## Dataset rows
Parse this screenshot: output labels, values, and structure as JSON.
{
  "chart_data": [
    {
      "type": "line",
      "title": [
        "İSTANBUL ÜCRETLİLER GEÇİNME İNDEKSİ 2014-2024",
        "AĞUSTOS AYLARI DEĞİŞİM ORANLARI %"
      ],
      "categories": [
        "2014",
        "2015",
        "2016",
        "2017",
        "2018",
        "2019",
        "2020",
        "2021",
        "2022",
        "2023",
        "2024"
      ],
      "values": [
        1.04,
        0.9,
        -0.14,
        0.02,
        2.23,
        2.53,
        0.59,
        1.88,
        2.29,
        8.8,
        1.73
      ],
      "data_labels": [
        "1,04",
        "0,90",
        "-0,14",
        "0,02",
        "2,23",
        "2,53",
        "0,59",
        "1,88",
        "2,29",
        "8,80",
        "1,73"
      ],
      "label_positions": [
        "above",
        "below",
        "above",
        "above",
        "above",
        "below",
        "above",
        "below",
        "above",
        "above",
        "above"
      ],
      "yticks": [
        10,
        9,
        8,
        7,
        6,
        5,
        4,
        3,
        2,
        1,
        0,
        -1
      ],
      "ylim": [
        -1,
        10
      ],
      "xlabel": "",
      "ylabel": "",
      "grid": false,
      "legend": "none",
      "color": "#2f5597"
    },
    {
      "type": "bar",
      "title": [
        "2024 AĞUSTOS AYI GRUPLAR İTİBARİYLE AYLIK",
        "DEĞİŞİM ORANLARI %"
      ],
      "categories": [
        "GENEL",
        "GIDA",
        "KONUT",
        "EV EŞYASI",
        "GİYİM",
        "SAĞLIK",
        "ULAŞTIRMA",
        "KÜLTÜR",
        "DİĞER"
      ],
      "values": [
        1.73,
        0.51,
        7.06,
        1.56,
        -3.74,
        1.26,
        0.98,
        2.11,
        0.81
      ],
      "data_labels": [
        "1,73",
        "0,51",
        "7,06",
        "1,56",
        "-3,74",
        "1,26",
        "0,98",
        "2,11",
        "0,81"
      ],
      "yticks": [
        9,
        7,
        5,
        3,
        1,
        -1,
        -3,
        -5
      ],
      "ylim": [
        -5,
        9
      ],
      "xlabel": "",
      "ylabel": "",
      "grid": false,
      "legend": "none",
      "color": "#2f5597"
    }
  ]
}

## Challenge
What is the number of lines in these records that contain "DEĞİŞİM"? Reply with the number only.

## Response
2